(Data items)
● ● ● ● ● ● ●

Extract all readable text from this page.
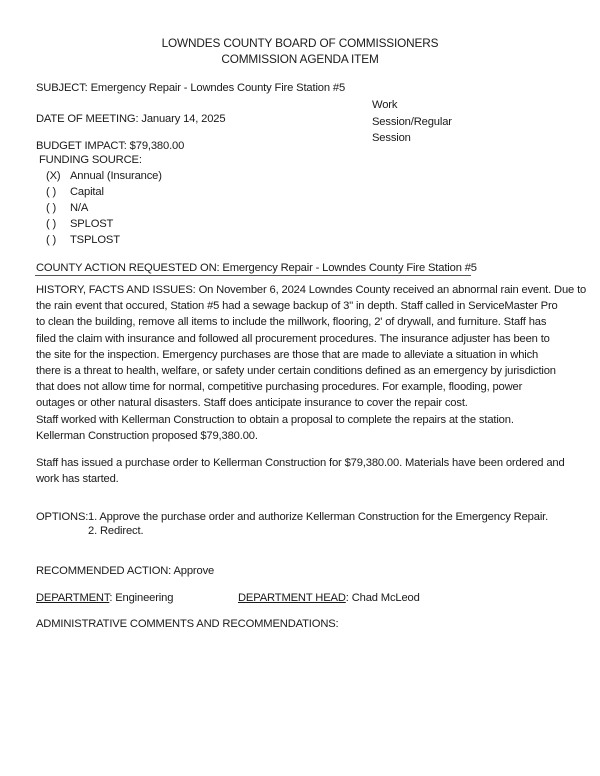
LOWNDES COUNTY BOARD OF COMMISSIONERS
COMMISSION AGENDA ITEM
SUBJECT: Emergency Repair - Lowndes County Fire Station #5
Work
Session/Regular
Session
DATE OF MEETING: January 14, 2025
BUDGET IMPACT: $79,380.00
FUNDING SOURCE:
(X) Annual (Insurance)
( ) Capital
( ) N/A
( ) SPLOST
( ) TSPLOST
COUNTY ACTION REQUESTED ON: Emergency Repair - Lowndes County Fire Station #5
HISTORY, FACTS AND ISSUES: On November 6, 2024 Lowndes County received an abnormal rain event. Due to
the rain event that occured, Station #5 had a sewage backup of 3" in depth. Staff called in ServiceMaster Pro
to clean the building, remove all items to include the millwork, flooring, 2' of drywall, and furniture. Staff has
filed the claim with insurance and followed all procurement procedures. The insurance adjuster has been to
the site for the inspection. Emergency purchases are those that are made to alleviate a situation in which
there is a threat to health, welfare, or safety under certain conditions defined as an emergency by jurisdiction
that does not allow time for normal, competitive purchasing procedures. For example, flooding, power
outages or other natural disasters. Staff does anticipate insurance to cover the repair cost.
Staff worked with Kellerman Construction to obtain a proposal to complete the repairs at the station.
Kellerman Construction proposed $79,380.00.
Staff has issued a purchase order to Kellerman Construction for $79,380.00. Materials have been ordered and
work has started.
OPTIONS: 1. Approve the purchase order and authorize Kellerman Construction for the Emergency Repair.
2. Redirect.
RECOMMENDED ACTION: Approve
DEPARTMENT: Engineering	DEPARTMENT HEAD: Chad McLeod
ADMINISTRATIVE COMMENTS AND RECOMMENDATIONS:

● ● ● ● ● ● ●

Skip the pictures and print each record exactly as it stands.

Extract all readable text from this page.
LOWNDES COUNTY BOARD OF COMMISSIONERS
COMMISSION AGENDA ITEM
SUBJECT: Emergency Repair - Lowndes County Fire Station #5
Work
Session/Regular
Session
DATE OF MEETING: January 14, 2025
BUDGET IMPACT: $79,380.00
FUNDING SOURCE:
(X) Annual (Insurance)
( ) Capital
( ) N/A
( ) SPLOST
( ) TSPLOST
COUNTY ACTION REQUESTED ON: Emergency Repair - Lowndes County Fire Station #5
HISTORY, FACTS AND ISSUES: On November 6, 2024 Lowndes County received an abnormal rain event. Due to
the rain event that occured, Station #5 had a sewage backup of 3" in depth. Staff called in ServiceMaster Pro
to clean the building, remove all items to include the millwork, flooring, 2' of drywall, and furniture. Staff has
filed the claim with insurance and followed all procurement procedures. The insurance adjuster has been to
the site for the inspection. Emergency purchases are those that are made to alleviate a situation in which
there is a threat to health, welfare, or safety under certain conditions defined as an emergency by jurisdiction
that does not allow time for normal, competitive purchasing procedures. For example, flooding, power
outages or other natural disasters. Staff does anticipate insurance to cover the repair cost.
Staff worked with Kellerman Construction to obtain a proposal to complete the repairs at the station.
Kellerman Construction proposed $79,380.00.
Staff has issued a purchase order to Kellerman Construction for $79,380.00. Materials have been ordered and
work has started.
OPTIONS: 1. Approve the purchase order and authorize Kellerman Construction for the Emergency Repair.
2. Redirect.
RECOMMENDED ACTION: Approve
DEPARTMENT: Engineering	DEPARTMENT HEAD: Chad McLeod
ADMINISTRATIVE COMMENTS AND RECOMMENDATIONS:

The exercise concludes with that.